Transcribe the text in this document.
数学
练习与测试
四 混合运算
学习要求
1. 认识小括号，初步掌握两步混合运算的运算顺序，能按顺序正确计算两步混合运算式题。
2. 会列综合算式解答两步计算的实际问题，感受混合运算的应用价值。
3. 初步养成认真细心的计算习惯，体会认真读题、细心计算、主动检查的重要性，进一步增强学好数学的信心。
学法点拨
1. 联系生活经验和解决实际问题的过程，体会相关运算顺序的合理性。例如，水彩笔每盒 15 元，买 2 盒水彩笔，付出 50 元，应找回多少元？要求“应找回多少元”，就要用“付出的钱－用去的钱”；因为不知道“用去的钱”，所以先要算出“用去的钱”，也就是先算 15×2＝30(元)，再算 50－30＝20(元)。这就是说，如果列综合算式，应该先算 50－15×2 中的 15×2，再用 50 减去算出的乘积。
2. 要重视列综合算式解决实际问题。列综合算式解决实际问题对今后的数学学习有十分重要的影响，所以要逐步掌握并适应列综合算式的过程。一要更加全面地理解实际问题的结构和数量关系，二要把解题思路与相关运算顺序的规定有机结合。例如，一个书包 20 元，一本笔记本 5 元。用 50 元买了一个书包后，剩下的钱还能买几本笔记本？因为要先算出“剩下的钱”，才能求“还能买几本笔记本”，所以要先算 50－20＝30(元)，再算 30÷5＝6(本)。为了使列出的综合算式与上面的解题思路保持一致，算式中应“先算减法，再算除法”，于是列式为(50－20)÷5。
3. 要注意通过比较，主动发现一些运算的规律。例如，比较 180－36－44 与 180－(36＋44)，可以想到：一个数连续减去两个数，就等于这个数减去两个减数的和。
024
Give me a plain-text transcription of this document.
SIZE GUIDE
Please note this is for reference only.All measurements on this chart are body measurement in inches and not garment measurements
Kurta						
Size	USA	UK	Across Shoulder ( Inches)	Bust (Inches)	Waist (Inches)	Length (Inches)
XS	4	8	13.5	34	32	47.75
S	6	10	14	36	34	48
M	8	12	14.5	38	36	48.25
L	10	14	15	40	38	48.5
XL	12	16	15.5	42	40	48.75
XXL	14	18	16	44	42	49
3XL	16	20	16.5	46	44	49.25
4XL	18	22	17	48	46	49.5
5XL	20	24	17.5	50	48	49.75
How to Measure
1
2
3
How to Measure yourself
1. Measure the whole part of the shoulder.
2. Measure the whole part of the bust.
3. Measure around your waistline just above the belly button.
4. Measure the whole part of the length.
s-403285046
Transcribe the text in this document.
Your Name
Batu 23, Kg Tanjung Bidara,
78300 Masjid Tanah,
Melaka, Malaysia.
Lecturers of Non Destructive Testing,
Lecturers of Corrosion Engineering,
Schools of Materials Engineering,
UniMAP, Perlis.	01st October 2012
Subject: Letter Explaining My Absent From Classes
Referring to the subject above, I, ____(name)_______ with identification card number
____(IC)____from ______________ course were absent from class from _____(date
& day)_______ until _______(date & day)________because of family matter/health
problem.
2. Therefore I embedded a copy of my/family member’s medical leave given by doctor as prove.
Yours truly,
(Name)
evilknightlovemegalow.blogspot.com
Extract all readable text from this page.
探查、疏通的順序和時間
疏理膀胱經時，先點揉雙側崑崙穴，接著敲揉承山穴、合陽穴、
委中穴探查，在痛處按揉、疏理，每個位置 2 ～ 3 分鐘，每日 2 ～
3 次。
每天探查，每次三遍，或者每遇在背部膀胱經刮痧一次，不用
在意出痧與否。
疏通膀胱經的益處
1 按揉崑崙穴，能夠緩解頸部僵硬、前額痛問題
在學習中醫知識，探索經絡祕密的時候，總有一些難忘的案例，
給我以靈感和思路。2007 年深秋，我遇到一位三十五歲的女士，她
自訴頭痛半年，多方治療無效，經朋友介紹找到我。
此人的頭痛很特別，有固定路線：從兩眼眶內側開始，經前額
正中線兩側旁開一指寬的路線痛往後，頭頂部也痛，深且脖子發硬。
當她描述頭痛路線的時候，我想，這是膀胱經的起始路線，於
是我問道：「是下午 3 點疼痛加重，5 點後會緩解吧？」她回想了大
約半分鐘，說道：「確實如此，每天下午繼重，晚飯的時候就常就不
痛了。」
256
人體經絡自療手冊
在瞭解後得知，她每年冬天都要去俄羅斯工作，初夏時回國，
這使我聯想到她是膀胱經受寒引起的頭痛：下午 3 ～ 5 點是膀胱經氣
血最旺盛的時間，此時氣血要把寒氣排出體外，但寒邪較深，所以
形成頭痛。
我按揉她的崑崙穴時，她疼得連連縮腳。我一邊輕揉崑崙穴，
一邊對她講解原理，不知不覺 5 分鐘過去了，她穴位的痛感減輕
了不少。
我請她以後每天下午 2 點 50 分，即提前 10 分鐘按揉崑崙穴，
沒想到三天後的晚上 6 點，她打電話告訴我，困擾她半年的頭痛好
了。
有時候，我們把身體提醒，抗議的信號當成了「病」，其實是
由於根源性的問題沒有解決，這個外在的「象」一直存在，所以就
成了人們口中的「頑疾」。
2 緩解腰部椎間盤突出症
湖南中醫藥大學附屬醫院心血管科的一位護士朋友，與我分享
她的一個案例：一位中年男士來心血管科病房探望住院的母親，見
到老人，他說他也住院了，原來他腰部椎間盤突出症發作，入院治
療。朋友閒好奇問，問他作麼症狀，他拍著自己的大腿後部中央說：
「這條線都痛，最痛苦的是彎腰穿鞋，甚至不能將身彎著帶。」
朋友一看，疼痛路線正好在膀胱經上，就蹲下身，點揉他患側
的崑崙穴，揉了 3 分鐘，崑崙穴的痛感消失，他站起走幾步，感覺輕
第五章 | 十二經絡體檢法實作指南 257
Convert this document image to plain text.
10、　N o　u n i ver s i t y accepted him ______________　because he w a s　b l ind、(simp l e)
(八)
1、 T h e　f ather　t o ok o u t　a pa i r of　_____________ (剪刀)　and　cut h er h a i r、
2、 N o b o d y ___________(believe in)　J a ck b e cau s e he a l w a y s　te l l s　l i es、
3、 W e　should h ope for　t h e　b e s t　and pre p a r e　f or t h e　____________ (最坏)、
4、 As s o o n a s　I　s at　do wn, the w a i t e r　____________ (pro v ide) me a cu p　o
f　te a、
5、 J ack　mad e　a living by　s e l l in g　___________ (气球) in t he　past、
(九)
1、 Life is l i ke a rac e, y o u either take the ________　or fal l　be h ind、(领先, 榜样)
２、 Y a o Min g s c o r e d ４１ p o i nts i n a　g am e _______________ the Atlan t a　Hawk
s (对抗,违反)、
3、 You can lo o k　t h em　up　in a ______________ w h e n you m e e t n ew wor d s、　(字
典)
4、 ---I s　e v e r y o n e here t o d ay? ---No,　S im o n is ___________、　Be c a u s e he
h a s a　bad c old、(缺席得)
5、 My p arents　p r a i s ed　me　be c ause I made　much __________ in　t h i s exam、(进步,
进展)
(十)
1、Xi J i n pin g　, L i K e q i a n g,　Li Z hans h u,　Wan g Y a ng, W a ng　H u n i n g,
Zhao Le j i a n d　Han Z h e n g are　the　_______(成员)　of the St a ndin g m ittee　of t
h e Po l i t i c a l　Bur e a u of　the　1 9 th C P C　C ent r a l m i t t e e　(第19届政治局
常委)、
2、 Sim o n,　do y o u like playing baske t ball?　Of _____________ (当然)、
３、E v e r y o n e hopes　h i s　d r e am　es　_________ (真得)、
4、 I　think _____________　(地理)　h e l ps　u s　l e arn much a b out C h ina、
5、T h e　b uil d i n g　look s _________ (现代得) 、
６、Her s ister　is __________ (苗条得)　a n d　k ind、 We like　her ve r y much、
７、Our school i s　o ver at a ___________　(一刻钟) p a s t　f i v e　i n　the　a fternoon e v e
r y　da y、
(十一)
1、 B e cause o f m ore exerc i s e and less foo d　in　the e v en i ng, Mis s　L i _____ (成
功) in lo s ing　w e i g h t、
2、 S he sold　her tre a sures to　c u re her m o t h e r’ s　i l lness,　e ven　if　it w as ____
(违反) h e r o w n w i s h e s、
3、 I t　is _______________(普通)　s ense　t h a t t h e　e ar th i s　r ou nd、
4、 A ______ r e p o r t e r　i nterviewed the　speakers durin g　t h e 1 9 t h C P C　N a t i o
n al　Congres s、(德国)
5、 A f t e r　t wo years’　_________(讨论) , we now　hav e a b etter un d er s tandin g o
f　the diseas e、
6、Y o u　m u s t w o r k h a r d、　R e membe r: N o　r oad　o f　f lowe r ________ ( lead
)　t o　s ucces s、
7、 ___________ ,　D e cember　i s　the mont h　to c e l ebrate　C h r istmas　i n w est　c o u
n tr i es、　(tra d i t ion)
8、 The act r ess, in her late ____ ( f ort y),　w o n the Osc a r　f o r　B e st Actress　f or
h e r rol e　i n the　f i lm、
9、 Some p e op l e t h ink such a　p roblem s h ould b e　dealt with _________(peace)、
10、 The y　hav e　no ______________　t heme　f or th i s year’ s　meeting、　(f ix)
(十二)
* * * *
WORK INSTRUCTIONS:
Go through the listing above and pull out each line containing the word "like".

CORRECT RESULT:
2、 Sim o n,　do y o u like playing baske t ball?　Of _____________ (当然)、
６、Her s ister　is __________ (苗条得)　a n d　k ind、 We like　her ve r y much、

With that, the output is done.